> **What needs to be done**:
Please output the lines shown below exactly as they appear.

> **Data for the task**:
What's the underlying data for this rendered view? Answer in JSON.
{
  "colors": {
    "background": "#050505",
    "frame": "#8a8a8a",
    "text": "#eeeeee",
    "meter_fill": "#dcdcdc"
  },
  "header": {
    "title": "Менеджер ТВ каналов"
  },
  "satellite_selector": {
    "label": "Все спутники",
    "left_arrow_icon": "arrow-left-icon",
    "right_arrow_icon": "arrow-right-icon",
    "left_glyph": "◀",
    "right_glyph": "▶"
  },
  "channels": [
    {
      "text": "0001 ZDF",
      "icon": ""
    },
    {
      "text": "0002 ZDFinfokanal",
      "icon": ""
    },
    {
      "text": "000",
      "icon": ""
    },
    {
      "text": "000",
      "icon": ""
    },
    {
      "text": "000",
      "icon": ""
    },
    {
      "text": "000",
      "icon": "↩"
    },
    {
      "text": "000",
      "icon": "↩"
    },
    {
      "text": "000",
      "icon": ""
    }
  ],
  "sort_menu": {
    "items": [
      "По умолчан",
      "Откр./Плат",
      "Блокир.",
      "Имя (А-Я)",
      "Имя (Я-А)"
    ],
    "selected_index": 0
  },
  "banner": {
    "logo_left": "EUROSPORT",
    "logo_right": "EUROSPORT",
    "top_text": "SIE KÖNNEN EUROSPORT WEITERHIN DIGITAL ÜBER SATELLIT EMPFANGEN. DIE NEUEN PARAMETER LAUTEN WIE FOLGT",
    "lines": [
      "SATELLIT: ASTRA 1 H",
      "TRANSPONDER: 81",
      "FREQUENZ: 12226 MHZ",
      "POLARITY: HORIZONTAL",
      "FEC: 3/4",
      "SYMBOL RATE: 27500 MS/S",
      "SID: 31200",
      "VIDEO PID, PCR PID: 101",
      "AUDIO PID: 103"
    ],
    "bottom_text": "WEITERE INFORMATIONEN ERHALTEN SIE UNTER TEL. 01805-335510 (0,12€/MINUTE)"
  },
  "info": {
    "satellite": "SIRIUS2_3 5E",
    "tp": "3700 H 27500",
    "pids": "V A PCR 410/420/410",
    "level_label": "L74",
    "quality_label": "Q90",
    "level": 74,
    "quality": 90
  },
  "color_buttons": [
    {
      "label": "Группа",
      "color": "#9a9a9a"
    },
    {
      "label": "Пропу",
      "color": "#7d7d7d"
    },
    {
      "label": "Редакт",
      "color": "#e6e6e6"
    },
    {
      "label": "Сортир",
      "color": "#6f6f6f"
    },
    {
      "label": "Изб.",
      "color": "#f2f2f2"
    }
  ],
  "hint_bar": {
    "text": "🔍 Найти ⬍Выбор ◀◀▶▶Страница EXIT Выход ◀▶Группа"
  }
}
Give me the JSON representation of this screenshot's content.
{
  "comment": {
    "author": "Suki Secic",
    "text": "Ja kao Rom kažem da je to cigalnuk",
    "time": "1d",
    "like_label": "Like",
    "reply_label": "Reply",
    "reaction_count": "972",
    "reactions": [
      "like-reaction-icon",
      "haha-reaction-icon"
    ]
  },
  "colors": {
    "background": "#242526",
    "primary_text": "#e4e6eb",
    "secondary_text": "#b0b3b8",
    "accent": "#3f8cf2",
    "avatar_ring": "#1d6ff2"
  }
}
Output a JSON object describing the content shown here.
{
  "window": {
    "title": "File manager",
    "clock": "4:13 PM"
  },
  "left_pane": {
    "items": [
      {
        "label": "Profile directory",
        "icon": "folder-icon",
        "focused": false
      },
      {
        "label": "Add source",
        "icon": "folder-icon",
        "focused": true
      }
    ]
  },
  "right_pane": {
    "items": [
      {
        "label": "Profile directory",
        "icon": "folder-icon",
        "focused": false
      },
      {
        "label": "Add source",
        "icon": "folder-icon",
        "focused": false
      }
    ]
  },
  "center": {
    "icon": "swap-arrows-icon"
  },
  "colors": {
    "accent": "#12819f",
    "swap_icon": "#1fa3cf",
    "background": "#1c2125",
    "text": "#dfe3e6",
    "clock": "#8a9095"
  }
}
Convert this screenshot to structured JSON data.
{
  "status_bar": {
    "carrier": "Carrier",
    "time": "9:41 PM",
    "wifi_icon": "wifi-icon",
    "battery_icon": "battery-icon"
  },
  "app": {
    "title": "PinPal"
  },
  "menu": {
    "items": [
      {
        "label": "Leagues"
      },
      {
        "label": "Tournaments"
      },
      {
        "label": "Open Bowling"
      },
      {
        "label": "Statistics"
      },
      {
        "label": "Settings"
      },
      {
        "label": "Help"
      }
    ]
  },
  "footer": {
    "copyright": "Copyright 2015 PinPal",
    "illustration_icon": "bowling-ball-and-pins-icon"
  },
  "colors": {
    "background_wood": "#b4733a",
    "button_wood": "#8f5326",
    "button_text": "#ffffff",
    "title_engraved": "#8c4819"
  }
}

> **Answer below**:
What's the underlying data for this rendered view? Answer in JSON.
{
  "colors": {
    "background": "#050505",
    "frame": "#8a8a8a",
    "text": "#eeeeee",
    "meter_fill": "#dcdcdc"
  },
  "header": {
    "title": "Менеджер ТВ каналов"
  },
  "satellite_selector": {
    "label": "Все спутники",
    "left_arrow_icon": "arrow-left-icon",
    "right_arrow_icon": "arrow-right-icon",
    "left_glyph": "◀",
    "right_glyph": "▶"
  },
  "channels": [
    {
      "text": "0001 ZDF",
      "icon": ""
    },
    {
      "text": "0002 ZDFinfokanal",
      "icon": ""
    },
    {
      "text": "000",
      "icon": ""
    },
    {
      "text": "000",
      "icon": ""
    },
    {
      "text": "000",
      "icon": ""
    },
    {
      "text": "000",
      "icon": "↩"
    },
    {
      "text": "000",
      "icon": "↩"
    },
    {
      "text": "000",
      "icon": ""
    }
  ],
  "sort_menu": {
    "items": [
      "По умолчан",
      "Откр./Плат",
      "Блокир.",
      "Имя (А-Я)",
      "Имя (Я-А)"
    ],
    "selected_index": 0
  },
  "banner": {
    "logo_left": "EUROSPORT",
    "logo_right": "EUROSPORT",
    "top_text": "SIE KÖNNEN EUROSPORT WEITERHIN DIGITAL ÜBER SATELLIT EMPFANGEN. DIE NEUEN PARAMETER LAUTEN WIE FOLGT",
    "lines": [
      "SATELLIT: ASTRA 1 H",
      "TRANSPONDER: 81",
      "FREQUENZ: 12226 MHZ",
      "POLARITY: HORIZONTAL",
      "FEC: 3/4",
      "SYMBOL RATE: 27500 MS/S",
      "SID: 31200",
      "VIDEO PID, PCR PID: 101",
      "AUDIO PID: 103"
    ],
    "bottom_text": "WEITERE INFORMATIONEN ERHALTEN SIE UNTER TEL. 01805-335510 (0,12€/MINUTE)"
  },
  "info": {
    "satellite": "SIRIUS2_3 5E",
    "tp": "3700 H 27500",
    "pids": "V A PCR 410/420/410",
    "level_label": "L74",
    "quality_label": "Q90",
    "level": 74,
    "quality": 90
  },
  "color_buttons": [
    {
      "label": "Группа",
      "color": "#9a9a9a"
    },
    {
      "label": "Пропу",
      "color": "#7d7d7d"
    },
    {
      "label": "Редакт",
      "color": "#e6e6e6"
    },
    {
      "label": "Сортир",
      "color": "#6f6f6f"
    },
    {
      "label": "Изб.",
      "color": "#f2f2f2"
    }
  ],
  "hint_bar": {
    "text": "🔍 Найти ⬍Выбор ◀◀▶▶Страница EXIT Выход ◀▶Группа"
  }
}
Give me the JSON representation of this screenshot's content.
{
  "comment": {
    "author": "Suki Secic",
    "text": "Ja kao Rom kažem da je to cigalnuk",
    "time": "1d",
    "like_label": "Like",
    "reply_label": "Reply",
    "reaction_count": "972",
    "reactions": [
      "like-reaction-icon",
      "haha-reaction-icon"
    ]
  },
  "colors": {
    "background": "#242526",
    "primary_text": "#e4e6eb",
    "secondary_text": "#b0b3b8",
    "accent": "#3f8cf2",
    "avatar_ring": "#1d6ff2"
  }
}
Output a JSON object describing the content shown here.
{
  "window": {
    "title": "File manager",
    "clock": "4:13 PM"
  },
  "left_pane": {
    "items": [
      {
        "label": "Profile directory",
        "icon": "folder-icon",
        "focused": false
      },
      {
        "label": "Add source",
        "icon": "folder-icon",
        "focused": true
      }
    ]
  },
  "right_pane": {
    "items": [
      {
        "label": "Profile directory",
        "icon": "folder-icon",
        "focused": false
      },
      {
        "label": "Add source",
        "icon": "folder-icon",
        "focused": false
      }
    ]
  },
  "center": {
    "icon": "swap-arrows-icon"
  },
  "colors": {
    "accent": "#12819f",
    "swap_icon": "#1fa3cf",
    "background": "#1c2125",
    "text": "#dfe3e6",
    "clock": "#8a9095"
  }
}
Convert this screenshot to structured JSON data.
{
  "status_bar": {
    "carrier": "Carrier",
    "time": "9:41 PM",
    "wifi_icon": "wifi-icon",
    "battery_icon": "battery-icon"
  },
  "app": {
    "title": "PinPal"
  },
  "menu": {
    "items": [
      {
        "label": "Leagues"
      },
      {
        "label": "Tournaments"
      },
      {
        "label": "Open Bowling"
      },
      {
        "label": "Statistics"
      },
      {
        "label": "Settings"
      },
      {
        "label": "Help"
      }
    ]
  },
  "footer": {
    "copyright": "Copyright 2015 PinPal",
    "illustration_icon": "bowling-ball-and-pins-icon"
  },
  "colors": {
    "background_wood": "#b4733a",
    "button_wood": "#8f5326",
    "button_text": "#ffffff",
    "title_engraved": "#8c4819"
  }
}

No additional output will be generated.